— START —

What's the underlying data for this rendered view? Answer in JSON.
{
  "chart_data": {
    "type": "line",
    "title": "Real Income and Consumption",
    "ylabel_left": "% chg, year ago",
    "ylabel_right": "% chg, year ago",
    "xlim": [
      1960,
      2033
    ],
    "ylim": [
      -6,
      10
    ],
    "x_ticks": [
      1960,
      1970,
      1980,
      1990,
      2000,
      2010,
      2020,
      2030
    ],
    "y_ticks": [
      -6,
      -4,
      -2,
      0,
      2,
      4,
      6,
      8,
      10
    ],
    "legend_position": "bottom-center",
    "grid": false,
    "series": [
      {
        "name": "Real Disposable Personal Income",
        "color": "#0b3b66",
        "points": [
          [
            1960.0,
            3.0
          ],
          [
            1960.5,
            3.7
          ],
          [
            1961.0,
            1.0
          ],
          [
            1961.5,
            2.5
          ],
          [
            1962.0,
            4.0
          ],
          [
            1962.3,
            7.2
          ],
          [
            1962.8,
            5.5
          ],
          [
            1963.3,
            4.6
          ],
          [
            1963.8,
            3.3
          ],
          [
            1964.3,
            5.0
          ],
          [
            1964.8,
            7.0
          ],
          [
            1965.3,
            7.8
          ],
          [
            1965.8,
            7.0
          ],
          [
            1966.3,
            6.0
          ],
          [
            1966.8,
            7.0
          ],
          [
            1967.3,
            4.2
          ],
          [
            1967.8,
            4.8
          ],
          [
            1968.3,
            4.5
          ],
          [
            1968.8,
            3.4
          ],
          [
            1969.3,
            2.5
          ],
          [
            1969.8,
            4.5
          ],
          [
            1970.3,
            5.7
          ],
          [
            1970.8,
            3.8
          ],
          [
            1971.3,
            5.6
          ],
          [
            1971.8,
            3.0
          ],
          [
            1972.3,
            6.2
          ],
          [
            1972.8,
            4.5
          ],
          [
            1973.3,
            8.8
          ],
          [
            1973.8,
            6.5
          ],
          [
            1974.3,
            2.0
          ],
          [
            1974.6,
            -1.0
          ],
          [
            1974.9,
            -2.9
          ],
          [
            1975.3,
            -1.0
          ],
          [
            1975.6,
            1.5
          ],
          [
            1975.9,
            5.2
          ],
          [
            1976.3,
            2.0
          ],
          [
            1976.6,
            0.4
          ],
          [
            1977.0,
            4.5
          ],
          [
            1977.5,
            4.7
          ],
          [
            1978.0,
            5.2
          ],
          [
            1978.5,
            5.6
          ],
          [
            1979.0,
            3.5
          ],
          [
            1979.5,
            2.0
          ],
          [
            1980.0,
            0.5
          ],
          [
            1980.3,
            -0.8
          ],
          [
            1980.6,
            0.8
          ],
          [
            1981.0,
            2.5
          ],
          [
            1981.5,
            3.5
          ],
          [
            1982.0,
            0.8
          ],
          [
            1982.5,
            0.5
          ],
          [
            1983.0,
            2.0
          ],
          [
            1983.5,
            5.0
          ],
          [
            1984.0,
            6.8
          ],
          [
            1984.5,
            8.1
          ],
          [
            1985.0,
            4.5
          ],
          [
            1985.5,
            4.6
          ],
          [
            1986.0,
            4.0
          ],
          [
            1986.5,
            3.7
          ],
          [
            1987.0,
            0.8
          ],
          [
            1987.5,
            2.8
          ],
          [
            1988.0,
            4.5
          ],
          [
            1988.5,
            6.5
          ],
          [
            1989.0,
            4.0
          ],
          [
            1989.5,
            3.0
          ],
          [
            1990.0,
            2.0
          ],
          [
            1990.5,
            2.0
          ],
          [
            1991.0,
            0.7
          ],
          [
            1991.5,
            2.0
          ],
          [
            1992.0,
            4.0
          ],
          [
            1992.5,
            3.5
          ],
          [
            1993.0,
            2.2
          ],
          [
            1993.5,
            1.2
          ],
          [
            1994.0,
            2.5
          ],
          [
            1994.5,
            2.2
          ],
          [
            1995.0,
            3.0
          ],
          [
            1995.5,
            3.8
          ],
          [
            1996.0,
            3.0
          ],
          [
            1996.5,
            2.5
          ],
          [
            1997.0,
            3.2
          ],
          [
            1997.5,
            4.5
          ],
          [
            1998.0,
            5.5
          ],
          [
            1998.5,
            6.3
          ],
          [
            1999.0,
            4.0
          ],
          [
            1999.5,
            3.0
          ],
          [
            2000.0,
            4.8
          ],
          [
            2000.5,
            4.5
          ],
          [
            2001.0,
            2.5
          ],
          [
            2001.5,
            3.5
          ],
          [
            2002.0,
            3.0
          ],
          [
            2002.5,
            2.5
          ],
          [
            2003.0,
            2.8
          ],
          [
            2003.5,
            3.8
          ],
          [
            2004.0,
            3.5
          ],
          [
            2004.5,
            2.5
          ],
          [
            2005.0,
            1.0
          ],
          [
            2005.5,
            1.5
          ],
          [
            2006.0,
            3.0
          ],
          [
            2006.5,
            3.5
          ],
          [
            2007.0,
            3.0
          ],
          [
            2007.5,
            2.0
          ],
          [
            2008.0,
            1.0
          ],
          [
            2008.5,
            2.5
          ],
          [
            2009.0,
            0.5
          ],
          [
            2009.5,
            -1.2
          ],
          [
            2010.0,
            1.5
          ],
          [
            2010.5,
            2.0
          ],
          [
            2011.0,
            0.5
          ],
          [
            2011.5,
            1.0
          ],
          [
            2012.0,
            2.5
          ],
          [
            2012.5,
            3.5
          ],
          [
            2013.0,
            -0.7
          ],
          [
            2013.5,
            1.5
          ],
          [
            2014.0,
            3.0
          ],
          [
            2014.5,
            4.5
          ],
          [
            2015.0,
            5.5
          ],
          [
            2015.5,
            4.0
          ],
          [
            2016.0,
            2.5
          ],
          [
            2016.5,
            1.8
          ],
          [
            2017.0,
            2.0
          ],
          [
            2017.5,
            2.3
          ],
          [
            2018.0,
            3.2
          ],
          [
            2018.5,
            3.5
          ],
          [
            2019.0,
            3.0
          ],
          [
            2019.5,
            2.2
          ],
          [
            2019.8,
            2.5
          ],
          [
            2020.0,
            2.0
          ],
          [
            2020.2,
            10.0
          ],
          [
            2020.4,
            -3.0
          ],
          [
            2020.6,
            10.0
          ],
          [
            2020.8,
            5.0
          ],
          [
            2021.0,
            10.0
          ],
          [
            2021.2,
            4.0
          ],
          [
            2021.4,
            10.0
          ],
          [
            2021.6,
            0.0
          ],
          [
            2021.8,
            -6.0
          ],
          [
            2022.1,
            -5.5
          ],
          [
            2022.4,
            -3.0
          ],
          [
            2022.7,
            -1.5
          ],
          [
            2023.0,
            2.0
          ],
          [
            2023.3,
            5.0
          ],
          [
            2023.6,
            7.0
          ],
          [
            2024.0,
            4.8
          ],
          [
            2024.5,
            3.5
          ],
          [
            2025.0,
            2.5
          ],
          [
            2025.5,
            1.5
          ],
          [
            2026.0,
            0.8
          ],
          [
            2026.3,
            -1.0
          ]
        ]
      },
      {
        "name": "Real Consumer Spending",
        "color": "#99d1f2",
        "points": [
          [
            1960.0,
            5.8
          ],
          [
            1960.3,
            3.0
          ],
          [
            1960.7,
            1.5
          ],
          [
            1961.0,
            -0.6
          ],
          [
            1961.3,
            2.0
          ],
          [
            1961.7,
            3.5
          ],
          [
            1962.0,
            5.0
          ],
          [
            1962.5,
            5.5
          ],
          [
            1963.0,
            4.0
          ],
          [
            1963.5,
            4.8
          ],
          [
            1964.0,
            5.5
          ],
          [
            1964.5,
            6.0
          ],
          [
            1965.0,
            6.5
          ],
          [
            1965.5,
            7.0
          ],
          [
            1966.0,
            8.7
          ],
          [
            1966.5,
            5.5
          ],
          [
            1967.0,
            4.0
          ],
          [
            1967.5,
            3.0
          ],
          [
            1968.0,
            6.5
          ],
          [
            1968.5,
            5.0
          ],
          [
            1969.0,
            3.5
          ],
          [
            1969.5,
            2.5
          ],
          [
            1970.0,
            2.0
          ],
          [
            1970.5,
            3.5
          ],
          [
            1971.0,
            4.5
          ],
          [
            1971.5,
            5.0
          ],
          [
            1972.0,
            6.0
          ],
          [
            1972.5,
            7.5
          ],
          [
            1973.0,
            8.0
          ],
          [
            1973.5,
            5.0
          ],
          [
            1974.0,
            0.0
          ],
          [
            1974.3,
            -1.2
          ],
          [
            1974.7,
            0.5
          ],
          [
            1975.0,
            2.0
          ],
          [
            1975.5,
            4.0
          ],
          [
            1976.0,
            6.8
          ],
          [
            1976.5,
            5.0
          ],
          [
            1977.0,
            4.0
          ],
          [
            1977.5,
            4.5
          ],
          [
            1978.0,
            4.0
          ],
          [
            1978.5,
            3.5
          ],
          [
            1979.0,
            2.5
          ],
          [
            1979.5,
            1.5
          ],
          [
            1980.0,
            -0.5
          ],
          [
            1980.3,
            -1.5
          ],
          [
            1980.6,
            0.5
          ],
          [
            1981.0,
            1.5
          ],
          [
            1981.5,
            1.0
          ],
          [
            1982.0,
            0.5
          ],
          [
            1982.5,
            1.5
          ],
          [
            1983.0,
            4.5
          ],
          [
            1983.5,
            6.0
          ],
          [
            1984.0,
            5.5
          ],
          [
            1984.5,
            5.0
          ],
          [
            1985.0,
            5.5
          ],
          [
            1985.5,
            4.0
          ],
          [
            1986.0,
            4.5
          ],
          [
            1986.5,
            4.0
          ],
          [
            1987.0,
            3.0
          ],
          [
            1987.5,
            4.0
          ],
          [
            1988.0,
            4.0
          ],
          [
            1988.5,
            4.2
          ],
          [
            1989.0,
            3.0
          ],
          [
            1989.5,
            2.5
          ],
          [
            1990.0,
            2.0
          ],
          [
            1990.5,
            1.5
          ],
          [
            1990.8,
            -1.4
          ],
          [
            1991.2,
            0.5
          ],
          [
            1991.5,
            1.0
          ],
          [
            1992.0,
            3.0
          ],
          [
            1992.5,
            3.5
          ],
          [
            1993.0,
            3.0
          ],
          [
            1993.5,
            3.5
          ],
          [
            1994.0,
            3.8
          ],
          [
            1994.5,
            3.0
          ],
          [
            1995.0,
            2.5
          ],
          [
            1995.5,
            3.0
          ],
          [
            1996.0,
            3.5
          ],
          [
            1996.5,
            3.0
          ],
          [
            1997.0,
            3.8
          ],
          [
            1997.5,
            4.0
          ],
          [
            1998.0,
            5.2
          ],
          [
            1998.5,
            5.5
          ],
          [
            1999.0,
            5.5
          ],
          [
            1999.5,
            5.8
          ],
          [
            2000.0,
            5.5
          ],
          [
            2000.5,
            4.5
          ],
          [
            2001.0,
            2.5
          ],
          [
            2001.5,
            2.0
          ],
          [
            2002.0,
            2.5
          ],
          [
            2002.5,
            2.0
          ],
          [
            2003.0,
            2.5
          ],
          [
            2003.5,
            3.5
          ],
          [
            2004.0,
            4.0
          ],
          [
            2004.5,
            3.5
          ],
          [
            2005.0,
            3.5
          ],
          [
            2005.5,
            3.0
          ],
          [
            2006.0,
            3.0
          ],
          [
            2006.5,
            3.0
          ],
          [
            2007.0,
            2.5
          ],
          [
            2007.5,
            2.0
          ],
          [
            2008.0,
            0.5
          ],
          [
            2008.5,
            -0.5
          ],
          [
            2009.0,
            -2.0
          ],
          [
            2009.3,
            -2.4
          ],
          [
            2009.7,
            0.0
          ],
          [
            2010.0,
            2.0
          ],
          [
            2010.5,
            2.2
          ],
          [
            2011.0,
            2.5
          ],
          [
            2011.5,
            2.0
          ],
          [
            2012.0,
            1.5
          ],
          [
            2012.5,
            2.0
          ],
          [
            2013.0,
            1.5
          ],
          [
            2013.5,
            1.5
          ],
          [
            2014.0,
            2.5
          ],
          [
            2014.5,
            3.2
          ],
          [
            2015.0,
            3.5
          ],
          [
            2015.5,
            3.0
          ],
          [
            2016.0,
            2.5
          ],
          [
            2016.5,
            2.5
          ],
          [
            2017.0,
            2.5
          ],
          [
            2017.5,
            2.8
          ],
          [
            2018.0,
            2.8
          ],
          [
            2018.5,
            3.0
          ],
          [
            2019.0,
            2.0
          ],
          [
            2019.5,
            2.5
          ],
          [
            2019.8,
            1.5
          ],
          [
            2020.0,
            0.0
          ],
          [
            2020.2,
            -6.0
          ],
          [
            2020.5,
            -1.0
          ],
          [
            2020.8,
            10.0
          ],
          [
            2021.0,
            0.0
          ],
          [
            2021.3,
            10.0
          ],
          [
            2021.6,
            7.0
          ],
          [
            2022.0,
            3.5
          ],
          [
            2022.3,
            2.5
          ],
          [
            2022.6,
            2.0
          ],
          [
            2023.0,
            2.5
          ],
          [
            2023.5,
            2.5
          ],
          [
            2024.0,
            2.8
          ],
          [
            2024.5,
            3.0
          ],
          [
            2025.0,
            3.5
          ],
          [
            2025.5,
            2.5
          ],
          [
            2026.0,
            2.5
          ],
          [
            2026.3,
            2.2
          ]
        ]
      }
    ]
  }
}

— END —

WHAT TO PRODUCE :: From the listing above, pick out each line where the word "Income" appears.

WRITTEN RESPONSE ::
    "title": "Real Income and Consumption",
        "name": "Real Disposable Personal Income",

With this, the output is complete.